* **Verifique a compreensão**
• a. Indique se cada afirmação está de acordo com a intervenção sobre a Base das Lajes, respondendo sim ou não e citando as palavras decisivas do texto: (i) os problemas com a Base das Lajes surgiram recentemente; (ii) as autoridades norte-americanas deixaram de reconhecer direitos aos trabalhadores da base; (iii) o Estado português recusou alterar o acordo laboral.
• b. Reproduza o trecho da intervenção sobre a Base das Lajes que começa em "Intervenção de António" e termina em "sobre a Base das Lajes.".
• c. Segundo a intervenção sobre a Base das Lajes, que problema tem havido quanto a essa base?

* **Texto apresentado**
○ ○ ○ ○ ○ ○ ○

Intervenção de António Filipe na Assembleia de República

Sobre a Base das Lajes

Sr. Presidente,
Srs. Deputados,

O PSD descobriu agora que havia um problema com a Base das Lajes.

De facto, reconhecemos que há vários problemas graves com a Base das Lajes, só que não nasceram hoje nem nasceram ontem, têm vindo a arrastar-se.

Efetivamente, quanto à Base das Lajes tem havido um problema, que é o da unilateralidade das autoridades norte-americanas nas decisões sobre a Base das Lajes.

Já quando se tratou da não aplicação do acordo laboral da Base das Lajes, as autoridades norte-americanas deixaram de reconhecer direitos aos trabalhadores da Base das Lajes, passaram a aplicar apenas aquilo que muito bem entendiam e não aquilo que estava acordado com o Estado português, e a atitude que houve da parte do Estado português, nessa altura, foi a de alterar o acordo da forma como as autoridades americanas pretendiam, fazendo tábula rasa da salvaguarda dos direitos e dos interesses dos trabalhadores portugueses da Base das Lajes. Esta é que é a verdade.

○ ○ ○ ○ ○ ○ ○

* **Extratos de dados**
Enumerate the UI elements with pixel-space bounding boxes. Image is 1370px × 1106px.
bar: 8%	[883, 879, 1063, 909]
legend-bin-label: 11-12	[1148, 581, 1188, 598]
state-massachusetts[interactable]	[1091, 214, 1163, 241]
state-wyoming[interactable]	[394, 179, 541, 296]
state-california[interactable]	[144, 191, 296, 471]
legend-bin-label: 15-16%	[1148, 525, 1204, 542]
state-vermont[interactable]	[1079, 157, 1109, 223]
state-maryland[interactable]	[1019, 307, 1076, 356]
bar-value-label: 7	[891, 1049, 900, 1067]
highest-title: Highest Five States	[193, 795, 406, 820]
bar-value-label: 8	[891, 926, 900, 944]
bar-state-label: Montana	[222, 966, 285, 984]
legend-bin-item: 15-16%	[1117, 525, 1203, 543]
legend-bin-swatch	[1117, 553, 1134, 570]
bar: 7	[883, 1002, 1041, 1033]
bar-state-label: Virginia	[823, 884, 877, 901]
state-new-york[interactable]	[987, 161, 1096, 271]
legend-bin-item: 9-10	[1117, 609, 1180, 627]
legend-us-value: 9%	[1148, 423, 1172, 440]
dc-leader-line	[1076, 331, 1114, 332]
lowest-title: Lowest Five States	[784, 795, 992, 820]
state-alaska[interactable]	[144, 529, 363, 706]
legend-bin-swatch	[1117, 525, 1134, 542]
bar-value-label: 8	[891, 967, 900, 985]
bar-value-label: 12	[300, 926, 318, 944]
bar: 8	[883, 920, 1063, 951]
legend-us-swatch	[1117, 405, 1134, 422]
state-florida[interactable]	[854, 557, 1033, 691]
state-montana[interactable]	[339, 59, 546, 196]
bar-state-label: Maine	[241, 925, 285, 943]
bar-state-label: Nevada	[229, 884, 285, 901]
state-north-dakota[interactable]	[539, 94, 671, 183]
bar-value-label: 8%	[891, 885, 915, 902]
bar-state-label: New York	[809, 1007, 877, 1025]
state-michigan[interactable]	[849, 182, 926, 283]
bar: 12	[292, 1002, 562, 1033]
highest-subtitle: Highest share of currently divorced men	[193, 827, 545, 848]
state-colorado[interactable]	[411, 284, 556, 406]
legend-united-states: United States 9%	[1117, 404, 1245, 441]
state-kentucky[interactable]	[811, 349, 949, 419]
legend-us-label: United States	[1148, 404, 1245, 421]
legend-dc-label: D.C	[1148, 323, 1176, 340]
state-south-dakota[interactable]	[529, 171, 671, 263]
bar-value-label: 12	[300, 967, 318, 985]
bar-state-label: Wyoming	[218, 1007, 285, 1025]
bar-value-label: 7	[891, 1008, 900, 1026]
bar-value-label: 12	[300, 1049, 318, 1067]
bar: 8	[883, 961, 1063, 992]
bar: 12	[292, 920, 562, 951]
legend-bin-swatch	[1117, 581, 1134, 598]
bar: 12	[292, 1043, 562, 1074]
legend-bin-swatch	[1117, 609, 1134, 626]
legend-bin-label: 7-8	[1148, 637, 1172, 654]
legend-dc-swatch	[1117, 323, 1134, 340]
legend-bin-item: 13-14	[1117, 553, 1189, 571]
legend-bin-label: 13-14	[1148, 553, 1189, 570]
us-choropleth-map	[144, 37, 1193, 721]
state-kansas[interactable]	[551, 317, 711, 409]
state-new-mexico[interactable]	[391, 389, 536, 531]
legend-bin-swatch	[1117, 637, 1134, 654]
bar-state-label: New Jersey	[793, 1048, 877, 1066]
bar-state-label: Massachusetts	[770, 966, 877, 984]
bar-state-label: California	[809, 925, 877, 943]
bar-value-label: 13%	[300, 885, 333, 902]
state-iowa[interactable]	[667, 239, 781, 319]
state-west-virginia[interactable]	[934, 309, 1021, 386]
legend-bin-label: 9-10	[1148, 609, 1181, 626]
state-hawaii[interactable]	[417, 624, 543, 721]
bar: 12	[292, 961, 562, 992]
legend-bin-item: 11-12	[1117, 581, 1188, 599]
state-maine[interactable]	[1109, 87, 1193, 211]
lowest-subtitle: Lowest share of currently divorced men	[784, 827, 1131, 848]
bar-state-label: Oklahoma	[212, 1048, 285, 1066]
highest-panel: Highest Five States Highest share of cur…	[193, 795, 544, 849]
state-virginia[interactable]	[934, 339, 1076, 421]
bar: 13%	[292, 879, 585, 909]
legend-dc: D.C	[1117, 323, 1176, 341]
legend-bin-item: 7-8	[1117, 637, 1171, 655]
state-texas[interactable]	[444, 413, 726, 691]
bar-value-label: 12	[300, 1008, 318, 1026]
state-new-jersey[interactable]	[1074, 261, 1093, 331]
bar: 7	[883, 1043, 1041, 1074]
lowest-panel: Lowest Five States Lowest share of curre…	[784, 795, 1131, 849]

○ ○ ○ ○ ○ ○ ○

* **Soluções dos exercícios**
• a.
(i) Não: "não nasceram hoje nem nasceram ontem, têm vindo a arrastar-se".
(ii) Sim: "as autoridades norte-americanas deixaram de reconhecer direitos aos trabalhadores da Base das Lajes".
(iii) Não: "foi a de alterar o acordo da forma como as autoridades americanas pretendiam".

• b.
Intervenção de António Filipe na Assembleia de República

Sobre a Base das Lajes

Sr. Presidente,
Srs. Deputados,

O PSD descobriu agora que havia um problema com a Base das Lajes.

De facto, reconhecemos que há vários problemas graves com a Base das Lajes, só que não nasceram hoje nem nasceram ontem, têm vindo a arrastar-se.

Efetivamente, quanto à Base das Lajes tem havido um problema, que é o da unilateralidade das autoridades norte-americanas nas decisões sobre a Base das Lajes.

• c. A unilateralidade das autoridades norte-americanas nas decisões sobre a Base das Lajes.